* _WORK INSTRUCTION 1_: According to the news report on Indiana's criminal code review, by what year could the recommended policy changes save taxpayers more than $1 billion?
* _WORK INSTRUCTION 2_: Using the news report on Indiana's criminal code review, decide whether each statement agrees with it: (a) Governor Mitch Daniels endorsed the review; (b) only the legislative branch requested the review; (c) the recommended policy changes fall into four categories.
* _WORK INSTRUCTION 3_: Extend the news report on Indiana's criminal code and sentencing review, picking up after its final sentence.

* _PASSAGE PROVIDED_:
FORT WAYNE, Ind. (Indiana’s NewsCenter) In an exclusive interview with Chief Justice Randall Shepard, Indiana’s NewsCenter was given insight as to how the first comprehensive review of criminal code and sentencing could be reshaped in the coming years.
The review, endorsed today by Governor Mitch Daniels, is receiving support in the General Assembly from both sides of the aisle. The review, asked for by all three branches of state government about a year ago, something Chief Justice Shepard referred to as a first, examined Indiana’s public safety, criminal code and sentencing guidelines.
The policy changes, recommended by the Council of State Governments Justice Center and the Pew Center, could save taxpayers more than $1 billion by 2017. There are three categories for these changes:
1. Improve proportionality in sentencing and ensure prison space for the worst offenders by creating a more precise set of drug and theft sentencing laws and providing judges with more sentencing options for individuals who commit the least serious felony charges.
2. Strengthen community supervision by focusing resources on high-risk offenders and creating incentives for supervision agencies to coordinate better with one another.
3. Reduce recidivism and bolster public safety by increasing access to community-based substance abuse and mental health treatment and enabling probation officers to respond with more effective, swift and certain sanctions.

Stored data entries:
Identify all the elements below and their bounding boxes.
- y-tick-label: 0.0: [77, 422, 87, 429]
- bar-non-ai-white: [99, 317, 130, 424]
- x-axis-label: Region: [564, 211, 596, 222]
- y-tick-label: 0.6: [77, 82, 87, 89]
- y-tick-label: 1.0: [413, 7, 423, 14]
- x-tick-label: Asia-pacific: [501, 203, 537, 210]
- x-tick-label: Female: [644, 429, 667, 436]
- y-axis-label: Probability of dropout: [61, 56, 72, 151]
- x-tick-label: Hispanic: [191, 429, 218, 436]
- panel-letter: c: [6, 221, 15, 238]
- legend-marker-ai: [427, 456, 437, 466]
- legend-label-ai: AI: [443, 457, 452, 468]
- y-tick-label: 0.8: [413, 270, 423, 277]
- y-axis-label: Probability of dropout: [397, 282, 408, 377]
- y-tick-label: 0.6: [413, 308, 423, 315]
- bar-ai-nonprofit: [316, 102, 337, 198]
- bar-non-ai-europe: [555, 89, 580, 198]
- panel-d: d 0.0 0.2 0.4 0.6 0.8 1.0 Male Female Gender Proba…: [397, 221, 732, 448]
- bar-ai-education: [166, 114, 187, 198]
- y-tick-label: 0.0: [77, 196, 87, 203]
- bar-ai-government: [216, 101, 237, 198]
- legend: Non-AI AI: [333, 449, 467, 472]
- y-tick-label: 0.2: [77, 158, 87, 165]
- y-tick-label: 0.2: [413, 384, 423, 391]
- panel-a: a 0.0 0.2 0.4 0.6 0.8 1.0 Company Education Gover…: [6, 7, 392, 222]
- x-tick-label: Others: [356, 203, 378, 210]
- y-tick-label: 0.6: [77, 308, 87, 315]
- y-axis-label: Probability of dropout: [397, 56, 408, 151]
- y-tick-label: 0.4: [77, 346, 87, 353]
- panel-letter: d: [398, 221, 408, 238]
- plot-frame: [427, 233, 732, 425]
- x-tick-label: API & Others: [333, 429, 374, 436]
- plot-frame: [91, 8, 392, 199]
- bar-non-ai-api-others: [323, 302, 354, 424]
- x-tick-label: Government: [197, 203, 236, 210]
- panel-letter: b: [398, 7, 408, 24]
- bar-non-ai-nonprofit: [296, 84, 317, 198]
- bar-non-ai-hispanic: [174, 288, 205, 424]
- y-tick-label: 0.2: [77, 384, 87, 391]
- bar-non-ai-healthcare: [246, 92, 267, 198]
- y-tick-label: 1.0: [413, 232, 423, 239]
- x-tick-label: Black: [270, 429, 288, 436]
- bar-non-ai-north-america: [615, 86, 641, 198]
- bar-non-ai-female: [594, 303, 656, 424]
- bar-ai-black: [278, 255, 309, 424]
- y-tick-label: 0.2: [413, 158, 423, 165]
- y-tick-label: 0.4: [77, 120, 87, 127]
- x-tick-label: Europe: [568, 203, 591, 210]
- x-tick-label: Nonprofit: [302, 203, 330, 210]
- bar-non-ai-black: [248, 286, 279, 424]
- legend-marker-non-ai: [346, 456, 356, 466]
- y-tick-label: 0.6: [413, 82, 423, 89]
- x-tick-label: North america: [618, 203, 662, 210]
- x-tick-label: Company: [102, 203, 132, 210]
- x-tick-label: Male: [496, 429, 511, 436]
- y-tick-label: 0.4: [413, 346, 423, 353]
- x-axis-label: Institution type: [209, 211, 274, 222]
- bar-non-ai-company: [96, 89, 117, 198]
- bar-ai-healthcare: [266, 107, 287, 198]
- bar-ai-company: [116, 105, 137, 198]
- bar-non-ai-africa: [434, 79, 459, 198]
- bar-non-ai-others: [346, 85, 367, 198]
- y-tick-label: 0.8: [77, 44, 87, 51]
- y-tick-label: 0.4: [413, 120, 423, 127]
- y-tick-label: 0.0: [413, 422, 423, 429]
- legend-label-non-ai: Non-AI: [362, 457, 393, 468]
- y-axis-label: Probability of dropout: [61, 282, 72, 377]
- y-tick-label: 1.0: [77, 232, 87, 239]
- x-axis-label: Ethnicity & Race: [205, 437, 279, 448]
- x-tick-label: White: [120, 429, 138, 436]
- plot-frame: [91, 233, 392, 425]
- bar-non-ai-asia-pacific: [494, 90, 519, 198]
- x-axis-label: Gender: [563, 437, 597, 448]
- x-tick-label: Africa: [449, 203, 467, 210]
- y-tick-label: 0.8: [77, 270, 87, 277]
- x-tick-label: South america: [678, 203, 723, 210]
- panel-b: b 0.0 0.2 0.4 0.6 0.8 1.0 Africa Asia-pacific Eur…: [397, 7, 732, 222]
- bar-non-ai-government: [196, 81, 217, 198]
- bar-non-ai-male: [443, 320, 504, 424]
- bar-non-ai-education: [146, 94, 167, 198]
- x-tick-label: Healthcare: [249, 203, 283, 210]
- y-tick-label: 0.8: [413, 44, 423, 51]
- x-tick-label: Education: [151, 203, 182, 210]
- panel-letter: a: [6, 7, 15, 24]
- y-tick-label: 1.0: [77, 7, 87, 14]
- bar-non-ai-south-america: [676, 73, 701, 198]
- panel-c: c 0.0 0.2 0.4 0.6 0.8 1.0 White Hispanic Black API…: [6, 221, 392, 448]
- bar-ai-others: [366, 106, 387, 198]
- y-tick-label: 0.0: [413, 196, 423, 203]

* _ANSWER 1_: By 2017.

* _ANSWER 2_:
(a) Yes: "endorsed today by Governor Mitch Daniels."
(b) No: "asked for by all three branches of state government about a year ago."
(c) No: "There are three categories for these changes."

* _ANSWER 3_:
Allen County’s Re-Entry Court, according to Chief Justice Randall, is one example of how these changes can be achieved. He says Allen County’s community correction programs are models, not only for the state, but also for courts around the country.
Other recommendations in the review include strengthening probation services and opportunities for non-violent and first-time offenders when re-entering society.
Also as part of the Governor’s endorsement today, was the announcement that a new 512-bed high security annex will be built as an addition to New Castle Correctional Facility. The GEO Group, Inc. will build, finance and operate the new structure.
In 1987 there were more than 12,000 inmates in Indiana’s correctional system. Today there are more than 29,000 inmates in Indiana’s correctional system. By 2017 there are expected to be more than 35,000 inmates.